**Data for this exercise**
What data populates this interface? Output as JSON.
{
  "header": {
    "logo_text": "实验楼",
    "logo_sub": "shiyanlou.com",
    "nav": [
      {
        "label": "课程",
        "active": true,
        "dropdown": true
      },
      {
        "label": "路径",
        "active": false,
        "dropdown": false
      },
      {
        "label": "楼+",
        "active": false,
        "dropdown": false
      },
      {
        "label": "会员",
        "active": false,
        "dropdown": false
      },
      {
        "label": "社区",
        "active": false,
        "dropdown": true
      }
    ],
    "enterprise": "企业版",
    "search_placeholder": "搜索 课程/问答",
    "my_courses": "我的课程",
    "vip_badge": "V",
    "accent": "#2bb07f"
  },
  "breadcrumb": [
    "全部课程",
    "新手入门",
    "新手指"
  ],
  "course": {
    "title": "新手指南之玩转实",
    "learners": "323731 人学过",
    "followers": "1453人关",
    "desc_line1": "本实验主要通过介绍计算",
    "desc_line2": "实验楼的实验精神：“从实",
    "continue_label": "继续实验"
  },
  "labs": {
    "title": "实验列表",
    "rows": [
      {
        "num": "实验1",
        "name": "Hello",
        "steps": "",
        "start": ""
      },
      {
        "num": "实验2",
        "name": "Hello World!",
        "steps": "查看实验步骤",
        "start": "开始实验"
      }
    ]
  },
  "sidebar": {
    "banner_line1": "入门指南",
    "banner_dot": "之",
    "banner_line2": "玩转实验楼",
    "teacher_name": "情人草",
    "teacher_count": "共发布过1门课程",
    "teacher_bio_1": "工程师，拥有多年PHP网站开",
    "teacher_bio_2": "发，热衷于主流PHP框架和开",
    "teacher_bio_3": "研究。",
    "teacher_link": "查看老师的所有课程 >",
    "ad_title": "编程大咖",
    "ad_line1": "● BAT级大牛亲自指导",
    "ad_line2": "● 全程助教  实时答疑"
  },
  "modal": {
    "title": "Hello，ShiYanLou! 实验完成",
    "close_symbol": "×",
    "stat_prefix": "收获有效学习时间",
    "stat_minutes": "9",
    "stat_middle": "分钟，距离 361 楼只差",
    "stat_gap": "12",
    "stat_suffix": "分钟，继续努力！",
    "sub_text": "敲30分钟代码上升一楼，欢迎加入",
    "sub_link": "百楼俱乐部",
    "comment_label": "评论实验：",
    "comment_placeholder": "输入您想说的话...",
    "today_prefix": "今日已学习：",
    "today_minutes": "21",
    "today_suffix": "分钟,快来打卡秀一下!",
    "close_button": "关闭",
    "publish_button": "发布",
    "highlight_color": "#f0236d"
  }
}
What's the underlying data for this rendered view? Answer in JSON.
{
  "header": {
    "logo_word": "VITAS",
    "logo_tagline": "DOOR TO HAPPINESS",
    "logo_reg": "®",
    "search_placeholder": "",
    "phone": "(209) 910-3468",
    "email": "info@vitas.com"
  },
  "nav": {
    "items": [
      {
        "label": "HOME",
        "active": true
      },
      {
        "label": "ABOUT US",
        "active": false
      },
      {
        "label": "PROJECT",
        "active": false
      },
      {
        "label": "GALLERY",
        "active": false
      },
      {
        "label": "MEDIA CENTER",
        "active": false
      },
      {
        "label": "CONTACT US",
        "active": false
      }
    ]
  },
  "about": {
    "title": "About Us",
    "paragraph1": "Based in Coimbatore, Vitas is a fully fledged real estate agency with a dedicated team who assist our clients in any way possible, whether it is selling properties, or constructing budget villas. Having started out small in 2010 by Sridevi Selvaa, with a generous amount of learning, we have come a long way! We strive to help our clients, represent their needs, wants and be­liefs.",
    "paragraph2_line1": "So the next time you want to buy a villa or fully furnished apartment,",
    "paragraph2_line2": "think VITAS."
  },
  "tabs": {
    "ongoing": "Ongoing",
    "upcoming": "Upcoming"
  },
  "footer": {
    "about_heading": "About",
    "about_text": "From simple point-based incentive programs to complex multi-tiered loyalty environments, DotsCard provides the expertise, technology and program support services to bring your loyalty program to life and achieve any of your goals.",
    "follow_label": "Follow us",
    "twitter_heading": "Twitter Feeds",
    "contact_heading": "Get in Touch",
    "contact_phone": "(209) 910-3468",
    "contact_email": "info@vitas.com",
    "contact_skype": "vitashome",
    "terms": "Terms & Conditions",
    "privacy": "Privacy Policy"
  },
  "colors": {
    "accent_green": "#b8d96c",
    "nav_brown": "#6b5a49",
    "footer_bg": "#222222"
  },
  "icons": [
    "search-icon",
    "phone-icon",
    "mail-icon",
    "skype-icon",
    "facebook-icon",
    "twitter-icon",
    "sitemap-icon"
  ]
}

**What you need to do**
Every entry must be output again, exactly as written above.

**Solution to the problem**
What data populates this interface? Output as JSON.
{
  "header": {
    "logo_text": "实验楼",
    "logo_sub": "shiyanlou.com",
    "nav": [
      {
        "label": "课程",
        "active": true,
        "dropdown": true
      },
      {
        "label": "路径",
        "active": false,
        "dropdown": false
      },
      {
        "label": "楼+",
        "active": false,
        "dropdown": false
      },
      {
        "label": "会员",
        "active": false,
        "dropdown": false
      },
      {
        "label": "社区",
        "active": false,
        "dropdown": true
      }
    ],
    "enterprise": "企业版",
    "search_placeholder": "搜索 课程/问答",
    "my_courses": "我的课程",
    "vip_badge": "V",
    "accent": "#2bb07f"
  },
  "breadcrumb": [
    "全部课程",
    "新手入门",
    "新手指"
  ],
  "course": {
    "title": "新手指南之玩转实",
    "learners": "323731 人学过",
    "followers": "1453人关",
    "desc_line1": "本实验主要通过介绍计算",
    "desc_line2": "实验楼的实验精神：“从实",
    "continue_label": "继续实验"
  },
  "labs": {
    "title": "实验列表",
    "rows": [
      {
        "num": "实验1",
        "name": "Hello",
        "steps": "",
        "start": ""
      },
      {
        "num": "实验2",
        "name": "Hello World!",
        "steps": "查看实验步骤",
        "start": "开始实验"
      }
    ]
  },
  "sidebar": {
    "banner_line1": "入门指南",
    "banner_dot": "之",
    "banner_line2": "玩转实验楼",
    "teacher_name": "情人草",
    "teacher_count": "共发布过1门课程",
    "teacher_bio_1": "工程师，拥有多年PHP网站开",
    "teacher_bio_2": "发，热衷于主流PHP框架和开",
    "teacher_bio_3": "研究。",
    "teacher_link": "查看老师的所有课程 >",
    "ad_title": "编程大咖",
    "ad_line1": "● BAT级大牛亲自指导",
    "ad_line2": "● 全程助教  实时答疑"
  },
  "modal": {
    "title": "Hello，ShiYanLou! 实验完成",
    "close_symbol": "×",
    "stat_prefix": "收获有效学习时间",
    "stat_minutes": "9",
    "stat_middle": "分钟，距离 361 楼只差",
    "stat_gap": "12",
    "stat_suffix": "分钟，继续努力！",
    "sub_text": "敲30分钟代码上升一楼，欢迎加入",
    "sub_link": "百楼俱乐部",
    "comment_label": "评论实验：",
    "comment_placeholder": "输入您想说的话...",
    "today_prefix": "今日已学习：",
    "today_minutes": "21",
    "today_suffix": "分钟,快来打卡秀一下!",
    "close_button": "关闭",
    "publish_button": "发布",
    "highlight_color": "#f0236d"
  }
}
What's the underlying data for this rendered view? Answer in JSON.
{
  "header": {
    "logo_word": "VITAS",
    "logo_tagline": "DOOR TO HAPPINESS",
    "logo_reg": "®",
    "search_placeholder": "",
    "phone": "(209) 910-3468",
    "email": "info@vitas.com"
  },
  "nav": {
    "items": [
      {
        "label": "HOME",
        "active": true
      },
      {
        "label": "ABOUT US",
        "active": false
      },
      {
        "label": "PROJECT",
        "active": false
      },
      {
        "label": "GALLERY",
        "active": false
      },
      {
        "label": "MEDIA CENTER",
        "active": false
      },
      {
        "label": "CONTACT US",
        "active": false
      }
    ]
  },
  "about": {
    "title": "About Us",
    "paragraph1": "Based in Coimbatore, Vitas is a fully fledged real estate agency with a dedicated team who assist our clients in any way possible, whether it is selling properties, or constructing budget villas. Having started out small in 2010 by Sridevi Selvaa, with a generous amount of learning, we have come a long way! We strive to help our clients, represent their needs, wants and be­liefs.",
    "paragraph2_line1": "So the next time you want to buy a villa or fully furnished apartment,",
    "paragraph2_line2": "think VITAS."
  },
  "tabs": {
    "ongoing": "Ongoing",
    "upcoming": "Upcoming"
  },
  "footer": {
    "about_heading": "About",
    "about_text": "From simple point-based incentive programs to complex multi-tiered loyalty environments, DotsCard provides the expertise, technology and program support services to bring your loyalty program to life and achieve any of your goals.",
    "follow_label": "Follow us",
    "twitter_heading": "Twitter Feeds",
    "contact_heading": "Get in Touch",
    "contact_phone": "(209) 910-3468",
    "contact_email": "info@vitas.com",
    "contact_skype": "vitashome",
    "terms": "Terms & Conditions",
    "privacy": "Privacy Policy"
  },
  "colors": {
    "accent_green": "#b8d96c",
    "nav_brown": "#6b5a49",
    "footer_bg": "#222222"
  },
  "icons": [
    "search-icon",
    "phone-icon",
    "mail-icon",
    "skype-icon",
    "facebook-icon",
    "twitter-icon",
    "sitemap-icon"
  ]
}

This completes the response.